Exercise inputs
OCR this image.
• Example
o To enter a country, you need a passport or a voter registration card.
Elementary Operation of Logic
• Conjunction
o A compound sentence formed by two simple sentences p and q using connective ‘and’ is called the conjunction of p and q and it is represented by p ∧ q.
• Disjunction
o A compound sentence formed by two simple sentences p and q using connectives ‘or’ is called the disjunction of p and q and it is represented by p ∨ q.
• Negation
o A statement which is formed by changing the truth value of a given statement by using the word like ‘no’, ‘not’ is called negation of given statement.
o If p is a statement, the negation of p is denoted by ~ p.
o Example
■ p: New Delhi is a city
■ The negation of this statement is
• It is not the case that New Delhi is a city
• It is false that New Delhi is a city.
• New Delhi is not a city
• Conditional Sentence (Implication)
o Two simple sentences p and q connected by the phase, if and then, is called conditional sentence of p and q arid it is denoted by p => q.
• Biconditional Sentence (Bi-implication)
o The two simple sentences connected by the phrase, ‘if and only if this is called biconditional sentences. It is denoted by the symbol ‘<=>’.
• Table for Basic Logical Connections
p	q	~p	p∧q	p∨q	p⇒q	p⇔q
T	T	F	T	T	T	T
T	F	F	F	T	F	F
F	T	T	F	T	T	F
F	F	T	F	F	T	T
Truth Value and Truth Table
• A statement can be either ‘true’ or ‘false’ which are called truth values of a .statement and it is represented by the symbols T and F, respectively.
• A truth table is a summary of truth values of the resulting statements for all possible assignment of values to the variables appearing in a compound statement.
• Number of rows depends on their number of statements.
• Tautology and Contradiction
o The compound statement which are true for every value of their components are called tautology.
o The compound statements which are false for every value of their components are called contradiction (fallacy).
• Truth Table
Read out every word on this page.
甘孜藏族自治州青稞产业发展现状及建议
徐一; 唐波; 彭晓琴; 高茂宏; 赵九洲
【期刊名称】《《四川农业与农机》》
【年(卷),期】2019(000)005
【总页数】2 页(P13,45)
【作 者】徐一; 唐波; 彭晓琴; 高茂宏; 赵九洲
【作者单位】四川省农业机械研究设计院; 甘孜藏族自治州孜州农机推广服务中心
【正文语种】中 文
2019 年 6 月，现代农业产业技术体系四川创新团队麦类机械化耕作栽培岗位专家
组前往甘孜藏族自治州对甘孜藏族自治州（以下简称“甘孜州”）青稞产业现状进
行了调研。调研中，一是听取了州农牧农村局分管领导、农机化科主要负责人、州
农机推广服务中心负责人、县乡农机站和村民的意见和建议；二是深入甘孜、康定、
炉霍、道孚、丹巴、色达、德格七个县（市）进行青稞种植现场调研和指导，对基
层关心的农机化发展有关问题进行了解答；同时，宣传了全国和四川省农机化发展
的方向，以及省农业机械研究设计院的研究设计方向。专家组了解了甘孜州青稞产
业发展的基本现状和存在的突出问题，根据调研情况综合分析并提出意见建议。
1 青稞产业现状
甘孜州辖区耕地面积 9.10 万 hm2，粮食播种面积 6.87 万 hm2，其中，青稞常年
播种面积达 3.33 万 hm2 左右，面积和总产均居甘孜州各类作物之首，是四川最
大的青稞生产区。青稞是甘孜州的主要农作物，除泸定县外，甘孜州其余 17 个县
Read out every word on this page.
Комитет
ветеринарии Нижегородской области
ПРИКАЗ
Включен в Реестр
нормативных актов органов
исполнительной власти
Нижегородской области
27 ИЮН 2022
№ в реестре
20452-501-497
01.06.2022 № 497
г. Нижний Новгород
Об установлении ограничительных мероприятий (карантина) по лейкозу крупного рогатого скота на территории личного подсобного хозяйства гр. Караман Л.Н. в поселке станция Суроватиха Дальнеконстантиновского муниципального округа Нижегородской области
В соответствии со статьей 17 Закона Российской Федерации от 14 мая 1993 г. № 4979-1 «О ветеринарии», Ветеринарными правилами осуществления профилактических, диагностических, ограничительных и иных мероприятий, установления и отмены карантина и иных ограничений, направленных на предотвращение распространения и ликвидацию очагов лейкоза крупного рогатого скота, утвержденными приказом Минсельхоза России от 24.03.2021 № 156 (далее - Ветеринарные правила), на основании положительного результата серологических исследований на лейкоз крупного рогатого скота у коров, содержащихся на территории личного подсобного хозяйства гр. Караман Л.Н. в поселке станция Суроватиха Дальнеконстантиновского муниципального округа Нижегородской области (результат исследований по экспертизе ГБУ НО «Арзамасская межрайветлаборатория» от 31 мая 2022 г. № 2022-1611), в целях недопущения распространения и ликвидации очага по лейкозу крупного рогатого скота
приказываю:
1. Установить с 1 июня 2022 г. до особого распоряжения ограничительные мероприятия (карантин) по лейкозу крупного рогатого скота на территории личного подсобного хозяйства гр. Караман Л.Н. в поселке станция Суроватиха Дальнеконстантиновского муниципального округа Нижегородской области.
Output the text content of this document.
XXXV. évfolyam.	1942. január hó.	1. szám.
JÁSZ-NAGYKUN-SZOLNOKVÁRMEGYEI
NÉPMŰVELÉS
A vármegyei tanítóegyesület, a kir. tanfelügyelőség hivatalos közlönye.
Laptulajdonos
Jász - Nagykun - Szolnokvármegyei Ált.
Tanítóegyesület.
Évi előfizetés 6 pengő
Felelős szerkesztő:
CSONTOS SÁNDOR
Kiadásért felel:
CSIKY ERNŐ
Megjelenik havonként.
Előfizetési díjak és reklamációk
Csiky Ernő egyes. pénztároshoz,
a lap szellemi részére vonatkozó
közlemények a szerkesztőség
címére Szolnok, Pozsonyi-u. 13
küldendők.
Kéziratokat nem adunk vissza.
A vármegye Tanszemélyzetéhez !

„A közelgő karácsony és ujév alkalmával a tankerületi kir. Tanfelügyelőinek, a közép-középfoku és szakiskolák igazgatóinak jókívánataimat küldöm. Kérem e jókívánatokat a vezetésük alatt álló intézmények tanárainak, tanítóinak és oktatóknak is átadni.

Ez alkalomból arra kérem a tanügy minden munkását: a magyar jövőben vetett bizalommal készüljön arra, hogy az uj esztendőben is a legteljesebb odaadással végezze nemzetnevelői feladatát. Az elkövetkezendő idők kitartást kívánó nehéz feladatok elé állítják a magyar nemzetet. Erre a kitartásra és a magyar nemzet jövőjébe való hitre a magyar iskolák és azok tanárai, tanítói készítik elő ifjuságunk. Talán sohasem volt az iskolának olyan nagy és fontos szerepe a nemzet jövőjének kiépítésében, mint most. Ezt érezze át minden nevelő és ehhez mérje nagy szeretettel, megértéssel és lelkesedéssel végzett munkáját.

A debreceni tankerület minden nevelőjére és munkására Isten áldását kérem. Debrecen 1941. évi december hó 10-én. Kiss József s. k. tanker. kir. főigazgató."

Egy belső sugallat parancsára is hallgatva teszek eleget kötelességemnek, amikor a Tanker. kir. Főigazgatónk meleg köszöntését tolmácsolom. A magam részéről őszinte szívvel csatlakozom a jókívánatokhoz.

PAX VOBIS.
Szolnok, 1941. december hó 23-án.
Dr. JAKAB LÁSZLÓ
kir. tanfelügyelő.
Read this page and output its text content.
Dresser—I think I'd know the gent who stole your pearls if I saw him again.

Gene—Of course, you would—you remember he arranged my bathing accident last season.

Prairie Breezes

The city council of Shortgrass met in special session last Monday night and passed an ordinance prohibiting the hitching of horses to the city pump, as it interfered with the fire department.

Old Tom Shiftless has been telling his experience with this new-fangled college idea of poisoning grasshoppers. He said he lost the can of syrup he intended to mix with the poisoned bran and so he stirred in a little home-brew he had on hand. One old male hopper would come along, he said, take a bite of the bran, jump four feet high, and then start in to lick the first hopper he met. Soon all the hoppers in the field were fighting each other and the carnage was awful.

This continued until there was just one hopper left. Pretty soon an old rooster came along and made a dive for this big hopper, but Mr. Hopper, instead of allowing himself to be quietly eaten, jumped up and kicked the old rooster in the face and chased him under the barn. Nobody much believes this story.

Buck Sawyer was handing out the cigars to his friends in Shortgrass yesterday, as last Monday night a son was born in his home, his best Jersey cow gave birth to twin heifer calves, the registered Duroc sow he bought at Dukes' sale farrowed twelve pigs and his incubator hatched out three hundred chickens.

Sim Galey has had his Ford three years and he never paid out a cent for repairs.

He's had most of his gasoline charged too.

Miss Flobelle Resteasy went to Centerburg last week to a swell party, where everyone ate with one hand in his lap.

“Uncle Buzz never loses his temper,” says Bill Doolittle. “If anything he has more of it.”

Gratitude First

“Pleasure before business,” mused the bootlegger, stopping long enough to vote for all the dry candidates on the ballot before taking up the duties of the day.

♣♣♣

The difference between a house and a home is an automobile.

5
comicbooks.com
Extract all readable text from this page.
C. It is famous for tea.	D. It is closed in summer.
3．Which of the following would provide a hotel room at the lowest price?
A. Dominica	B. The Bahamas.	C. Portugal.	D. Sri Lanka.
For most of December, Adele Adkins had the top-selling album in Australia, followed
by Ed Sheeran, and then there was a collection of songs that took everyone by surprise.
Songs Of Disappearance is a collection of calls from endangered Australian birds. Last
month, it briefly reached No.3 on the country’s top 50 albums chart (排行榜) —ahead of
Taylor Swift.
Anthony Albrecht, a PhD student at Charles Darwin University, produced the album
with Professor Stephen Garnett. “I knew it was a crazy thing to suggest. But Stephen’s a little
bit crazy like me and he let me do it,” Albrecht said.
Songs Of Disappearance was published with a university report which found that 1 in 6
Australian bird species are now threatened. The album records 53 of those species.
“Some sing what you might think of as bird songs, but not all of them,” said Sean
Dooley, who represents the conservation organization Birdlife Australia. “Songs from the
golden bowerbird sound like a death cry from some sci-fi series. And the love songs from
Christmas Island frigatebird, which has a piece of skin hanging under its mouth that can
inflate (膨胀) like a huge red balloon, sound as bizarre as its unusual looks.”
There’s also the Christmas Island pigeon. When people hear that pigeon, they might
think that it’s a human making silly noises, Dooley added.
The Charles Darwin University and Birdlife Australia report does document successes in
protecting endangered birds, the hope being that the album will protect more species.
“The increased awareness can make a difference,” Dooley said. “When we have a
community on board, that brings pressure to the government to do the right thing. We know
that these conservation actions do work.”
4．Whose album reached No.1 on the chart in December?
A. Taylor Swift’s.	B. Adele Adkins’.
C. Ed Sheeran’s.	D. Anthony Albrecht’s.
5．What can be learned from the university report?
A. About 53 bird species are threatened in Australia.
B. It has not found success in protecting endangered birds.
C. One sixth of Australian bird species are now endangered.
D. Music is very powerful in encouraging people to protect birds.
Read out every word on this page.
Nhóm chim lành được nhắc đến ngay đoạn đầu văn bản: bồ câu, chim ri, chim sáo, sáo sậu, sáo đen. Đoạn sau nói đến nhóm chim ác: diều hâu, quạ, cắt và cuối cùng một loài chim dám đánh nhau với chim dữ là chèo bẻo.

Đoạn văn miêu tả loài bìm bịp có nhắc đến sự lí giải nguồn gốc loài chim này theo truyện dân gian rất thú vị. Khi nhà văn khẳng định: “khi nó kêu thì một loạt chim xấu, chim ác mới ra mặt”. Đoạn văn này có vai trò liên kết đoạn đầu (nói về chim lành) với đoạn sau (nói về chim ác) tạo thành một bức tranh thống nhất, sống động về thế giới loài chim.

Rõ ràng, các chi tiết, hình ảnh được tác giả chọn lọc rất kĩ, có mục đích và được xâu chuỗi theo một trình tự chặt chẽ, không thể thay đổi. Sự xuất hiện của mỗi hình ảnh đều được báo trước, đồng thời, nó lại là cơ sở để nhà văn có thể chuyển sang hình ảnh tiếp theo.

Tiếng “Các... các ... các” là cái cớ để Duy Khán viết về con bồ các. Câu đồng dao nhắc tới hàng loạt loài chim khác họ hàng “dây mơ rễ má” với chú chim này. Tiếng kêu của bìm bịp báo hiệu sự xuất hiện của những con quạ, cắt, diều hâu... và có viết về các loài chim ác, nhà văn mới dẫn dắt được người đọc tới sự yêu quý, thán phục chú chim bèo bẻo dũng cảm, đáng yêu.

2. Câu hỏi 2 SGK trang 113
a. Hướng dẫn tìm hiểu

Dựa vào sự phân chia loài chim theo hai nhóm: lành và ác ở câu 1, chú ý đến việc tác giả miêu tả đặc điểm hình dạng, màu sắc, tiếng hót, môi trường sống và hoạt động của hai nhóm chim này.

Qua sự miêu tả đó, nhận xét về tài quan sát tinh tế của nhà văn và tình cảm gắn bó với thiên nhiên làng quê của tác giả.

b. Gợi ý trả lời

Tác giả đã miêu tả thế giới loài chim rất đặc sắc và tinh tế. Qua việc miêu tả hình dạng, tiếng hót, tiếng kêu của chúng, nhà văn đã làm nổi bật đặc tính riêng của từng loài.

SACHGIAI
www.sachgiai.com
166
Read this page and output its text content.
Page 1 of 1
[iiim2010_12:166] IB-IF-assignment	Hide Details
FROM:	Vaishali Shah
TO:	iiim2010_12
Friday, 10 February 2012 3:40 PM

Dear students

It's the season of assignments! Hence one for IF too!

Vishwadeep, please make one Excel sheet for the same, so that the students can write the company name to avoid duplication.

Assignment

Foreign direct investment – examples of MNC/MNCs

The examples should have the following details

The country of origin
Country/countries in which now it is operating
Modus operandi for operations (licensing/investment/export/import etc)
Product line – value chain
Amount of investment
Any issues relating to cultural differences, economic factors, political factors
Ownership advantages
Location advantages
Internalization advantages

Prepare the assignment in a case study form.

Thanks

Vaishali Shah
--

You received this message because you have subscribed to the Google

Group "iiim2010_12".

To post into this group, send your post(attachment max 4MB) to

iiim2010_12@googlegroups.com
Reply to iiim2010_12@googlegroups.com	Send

Prompt
Give the count of lines holding the word "might", with no other words.

Response
2